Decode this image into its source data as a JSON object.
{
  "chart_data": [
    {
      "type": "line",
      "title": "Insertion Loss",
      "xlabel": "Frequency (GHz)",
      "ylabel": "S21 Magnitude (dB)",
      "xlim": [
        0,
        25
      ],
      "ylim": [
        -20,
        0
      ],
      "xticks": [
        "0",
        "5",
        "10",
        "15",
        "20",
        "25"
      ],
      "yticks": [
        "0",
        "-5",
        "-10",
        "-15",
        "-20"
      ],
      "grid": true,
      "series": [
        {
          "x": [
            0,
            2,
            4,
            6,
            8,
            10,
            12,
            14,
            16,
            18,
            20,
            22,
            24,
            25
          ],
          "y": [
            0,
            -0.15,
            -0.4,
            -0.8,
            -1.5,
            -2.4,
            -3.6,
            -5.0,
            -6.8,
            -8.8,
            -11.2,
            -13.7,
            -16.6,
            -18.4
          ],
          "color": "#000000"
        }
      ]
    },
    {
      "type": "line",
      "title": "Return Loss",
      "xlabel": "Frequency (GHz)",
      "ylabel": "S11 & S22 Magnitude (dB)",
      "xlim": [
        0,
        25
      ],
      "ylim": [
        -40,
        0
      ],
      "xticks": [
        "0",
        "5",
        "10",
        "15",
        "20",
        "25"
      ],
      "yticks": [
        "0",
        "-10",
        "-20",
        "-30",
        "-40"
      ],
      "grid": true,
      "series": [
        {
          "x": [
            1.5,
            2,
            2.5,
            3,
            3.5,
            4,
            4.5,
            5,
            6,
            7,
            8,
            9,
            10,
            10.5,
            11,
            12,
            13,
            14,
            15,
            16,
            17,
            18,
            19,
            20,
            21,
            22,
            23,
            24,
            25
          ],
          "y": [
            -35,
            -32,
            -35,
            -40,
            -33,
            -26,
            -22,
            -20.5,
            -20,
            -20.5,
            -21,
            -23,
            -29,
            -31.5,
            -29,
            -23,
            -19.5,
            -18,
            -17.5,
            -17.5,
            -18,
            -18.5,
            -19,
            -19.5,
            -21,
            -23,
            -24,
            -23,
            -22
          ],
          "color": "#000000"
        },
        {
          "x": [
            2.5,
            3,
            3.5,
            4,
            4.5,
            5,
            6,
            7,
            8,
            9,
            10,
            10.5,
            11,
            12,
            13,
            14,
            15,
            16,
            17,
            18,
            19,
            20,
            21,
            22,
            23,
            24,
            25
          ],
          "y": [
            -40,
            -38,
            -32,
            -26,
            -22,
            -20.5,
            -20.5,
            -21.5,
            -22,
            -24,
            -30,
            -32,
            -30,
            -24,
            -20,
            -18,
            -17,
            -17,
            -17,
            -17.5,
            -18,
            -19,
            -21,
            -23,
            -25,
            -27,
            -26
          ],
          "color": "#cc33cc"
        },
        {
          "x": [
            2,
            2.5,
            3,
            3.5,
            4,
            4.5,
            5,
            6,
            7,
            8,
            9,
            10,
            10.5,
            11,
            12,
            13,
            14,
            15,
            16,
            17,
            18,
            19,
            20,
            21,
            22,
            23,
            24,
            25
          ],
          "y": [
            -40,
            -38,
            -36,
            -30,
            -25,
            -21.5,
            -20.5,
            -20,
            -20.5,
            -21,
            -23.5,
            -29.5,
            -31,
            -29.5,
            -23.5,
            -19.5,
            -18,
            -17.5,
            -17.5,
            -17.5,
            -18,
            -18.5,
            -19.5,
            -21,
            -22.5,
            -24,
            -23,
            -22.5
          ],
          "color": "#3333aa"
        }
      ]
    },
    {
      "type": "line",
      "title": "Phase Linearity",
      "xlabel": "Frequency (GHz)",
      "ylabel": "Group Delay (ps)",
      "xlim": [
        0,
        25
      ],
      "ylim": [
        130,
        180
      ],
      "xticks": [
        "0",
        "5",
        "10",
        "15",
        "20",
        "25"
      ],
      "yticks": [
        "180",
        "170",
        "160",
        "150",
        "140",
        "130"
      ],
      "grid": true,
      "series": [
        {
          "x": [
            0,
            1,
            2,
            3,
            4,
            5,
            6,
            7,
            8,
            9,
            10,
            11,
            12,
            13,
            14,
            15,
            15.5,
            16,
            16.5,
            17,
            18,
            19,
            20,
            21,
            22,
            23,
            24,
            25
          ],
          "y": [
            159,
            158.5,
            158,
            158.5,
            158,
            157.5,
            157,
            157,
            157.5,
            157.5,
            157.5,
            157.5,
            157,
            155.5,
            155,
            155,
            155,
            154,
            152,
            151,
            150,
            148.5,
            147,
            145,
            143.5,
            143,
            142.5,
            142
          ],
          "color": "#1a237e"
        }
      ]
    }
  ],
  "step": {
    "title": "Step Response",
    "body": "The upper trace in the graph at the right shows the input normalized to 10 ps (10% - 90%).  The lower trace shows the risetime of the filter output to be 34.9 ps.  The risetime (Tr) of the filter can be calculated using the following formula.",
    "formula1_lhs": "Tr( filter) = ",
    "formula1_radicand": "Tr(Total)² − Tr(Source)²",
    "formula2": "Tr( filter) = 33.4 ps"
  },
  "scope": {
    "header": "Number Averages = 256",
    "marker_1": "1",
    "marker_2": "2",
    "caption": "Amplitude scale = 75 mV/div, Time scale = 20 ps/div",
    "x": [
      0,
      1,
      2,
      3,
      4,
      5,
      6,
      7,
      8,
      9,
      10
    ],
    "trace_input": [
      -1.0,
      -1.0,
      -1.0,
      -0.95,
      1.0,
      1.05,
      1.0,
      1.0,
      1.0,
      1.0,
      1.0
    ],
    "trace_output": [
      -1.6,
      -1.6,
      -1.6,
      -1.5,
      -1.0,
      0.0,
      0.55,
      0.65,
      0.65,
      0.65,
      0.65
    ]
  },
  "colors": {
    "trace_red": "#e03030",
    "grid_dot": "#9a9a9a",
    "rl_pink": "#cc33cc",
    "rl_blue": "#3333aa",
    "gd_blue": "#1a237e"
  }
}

......

Task directions: Return all of the entries word for word.

Exercise response:
Decode this image into its source data as a JSON object.
{
  "chart_data": [
    {
      "type": "line",
      "title": "Insertion Loss",
      "xlabel": "Frequency (GHz)",
      "ylabel": "S21 Magnitude (dB)",
      "xlim": [
        0,
        25
      ],
      "ylim": [
        -20,
        0
      ],
      "xticks": [
        "0",
        "5",
        "10",
        "15",
        "20",
        "25"
      ],
      "yticks": [
        "0",
        "-5",
        "-10",
        "-15",
        "-20"
      ],
      "grid": true,
      "series": [
        {
          "x": [
            0,
            2,
            4,
            6,
            8,
            10,
            12,
            14,
            16,
            18,
            20,
            22,
            24,
            25
          ],
          "y": [
            0,
            -0.15,
            -0.4,
            -0.8,
            -1.5,
            -2.4,
            -3.6,
            -5.0,
            -6.8,
            -8.8,
            -11.2,
            -13.7,
            -16.6,
            -18.4
          ],
          "color": "#000000"
        }
      ]
    },
    {
      "type": "line",
      "title": "Return Loss",
      "xlabel": "Frequency (GHz)",
      "ylabel": "S11 & S22 Magnitude (dB)",
      "xlim": [
        0,
        25
      ],
      "ylim": [
        -40,
        0
      ],
      "xticks": [
        "0",
        "5",
        "10",
        "15",
        "20",
        "25"
      ],
      "yticks": [
        "0",
        "-10",
        "-20",
        "-30",
        "-40"
      ],
      "grid": true,
      "series": [
        {
          "x": [
            1.5,
            2,
            2.5,
            3,
            3.5,
            4,
            4.5,
            5,
            6,
            7,
            8,
            9,
            10,
            10.5,
            11,
            12,
            13,
            14,
            15,
            16,
            17,
            18,
            19,
            20,
            21,
            22,
            23,
            24,
            25
          ],
          "y": [
            -35,
            -32,
            -35,
            -40,
            -33,
            -26,
            -22,
            -20.5,
            -20,
            -20.5,
            -21,
            -23,
            -29,
            -31.5,
            -29,
            -23,
            -19.5,
            -18,
            -17.5,
            -17.5,
            -18,
            -18.5,
            -19,
            -19.5,
            -21,
            -23,
            -24,
            -23,
            -22
          ],
          "color": "#000000"
        },
        {
          "x": [
            2.5,
            3,
            3.5,
            4,
            4.5,
            5,
            6,
            7,
            8,
            9,
            10,
            10.5,
            11,
            12,
            13,
            14,
            15,
            16,
            17,
            18,
            19,
            20,
            21,
            22,
            23,
            24,
            25
          ],
          "y": [
            -40,
            -38,
            -32,
            -26,
            -22,
            -20.5,
            -20.5,
            -21.5,
            -22,
            -24,
            -30,
            -32,
            -30,
            -24,
            -20,
            -18,
            -17,
            -17,
            -17,
            -17.5,
            -18,
            -19,
            -21,
            -23,
            -25,
            -27,
            -26
          ],
          "color": "#cc33cc"
        },
        {
          "x": [
            2,
            2.5,
            3,
            3.5,
            4,
            4.5,
            5,
            6,
            7,
            8,
            9,
            10,
            10.5,
            11,
            12,
            13,
            14,
            15,
            16,
            17,
            18,
            19,
            20,
            21,
            22,
            23,
            24,
            25
          ],
          "y": [
            -40,
            -38,
            -36,
            -30,
            -25,
            -21.5,
            -20.5,
            -20,
            -20.5,
            -21,
            -23.5,
            -29.5,
            -31,
            -29.5,
            -23.5,
            -19.5,
            -18,
            -17.5,
            -17.5,
            -17.5,
            -18,
            -18.5,
            -19.5,
            -21,
            -22.5,
            -24,
            -23,
            -22.5
          ],
          "color": "#3333aa"
        }
      ]
    },
    {
      "type": "line",
      "title": "Phase Linearity",
      "xlabel": "Frequency (GHz)",
      "ylabel": "Group Delay (ps)",
      "xlim": [
        0,
        25
      ],
      "ylim": [
        130,
        180
      ],
      "xticks": [
        "0",
        "5",
        "10",
        "15",
        "20",
        "25"
      ],
      "yticks": [
        "180",
        "170",
        "160",
        "150",
        "140",
        "130"
      ],
      "grid": true,
      "series": [
        {
          "x": [
            0,
            1,
            2,
            3,
            4,
            5,
            6,
            7,
            8,
            9,
            10,
            11,
            12,
            13,
            14,
            15,
            15.5,
            16,
            16.5,
            17,
            18,
            19,
            20,
            21,
            22,
            23,
            24,
            25
          ],
          "y": [
            159,
            158.5,
            158,
            158.5,
            158,
            157.5,
            157,
            157,
            157.5,
            157.5,
            157.5,
            157.5,
            157,
            155.5,
            155,
            155,
            155,
            154,
            152,
            151,
            150,
            148.5,
            147,
            145,
            143.5,
            143,
            142.5,
            142
          ],
          "color": "#1a237e"
        }
      ]
    }
  ],
  "step": {
    "title": "Step Response",
    "body": "The upper trace in the graph at the right shows the input normalized to 10 ps (10% - 90%).  The lower trace shows the risetime of the filter output to be 34.9 ps.  The risetime (Tr) of the filter can be calculated using the following formula.",
    "formula1_lhs": "Tr( filter) = ",
    "formula1_radicand": "Tr(Total)² − Tr(Source)²",
    "formula2": "Tr( filter) = 33.4 ps"
  },
  "scope": {
    "header": "Number Averages = 256",
    "marker_1": "1",
    "marker_2": "2",
    "caption": "Amplitude scale = 75 mV/div, Time scale = 20 ps/div",
    "x": [
      0,
      1,
      2,
      3,
      4,
      5,
      6,
      7,
      8,
      9,
      10
    ],
    "trace_input": [
      -1.0,
      -1.0,
      -1.0,
      -0.95,
      1.0,
      1.05,
      1.0,
      1.0,
      1.0,
      1.0,
      1.0
    ],
    "trace_output": [
      -1.6,
      -1.6,
      -1.6,
      -1.5,
      -1.0,
      0.0,
      0.55,
      0.65,
      0.65,
      0.65,
      0.65
    ]
  },
  "colors": {
    "trace_red": "#e03030",
    "grid_dot": "#9a9a9a",
    "rl_pink": "#cc33cc",
    "rl_blue": "#3333aa",
    "gd_blue": "#1a237e"
  }
}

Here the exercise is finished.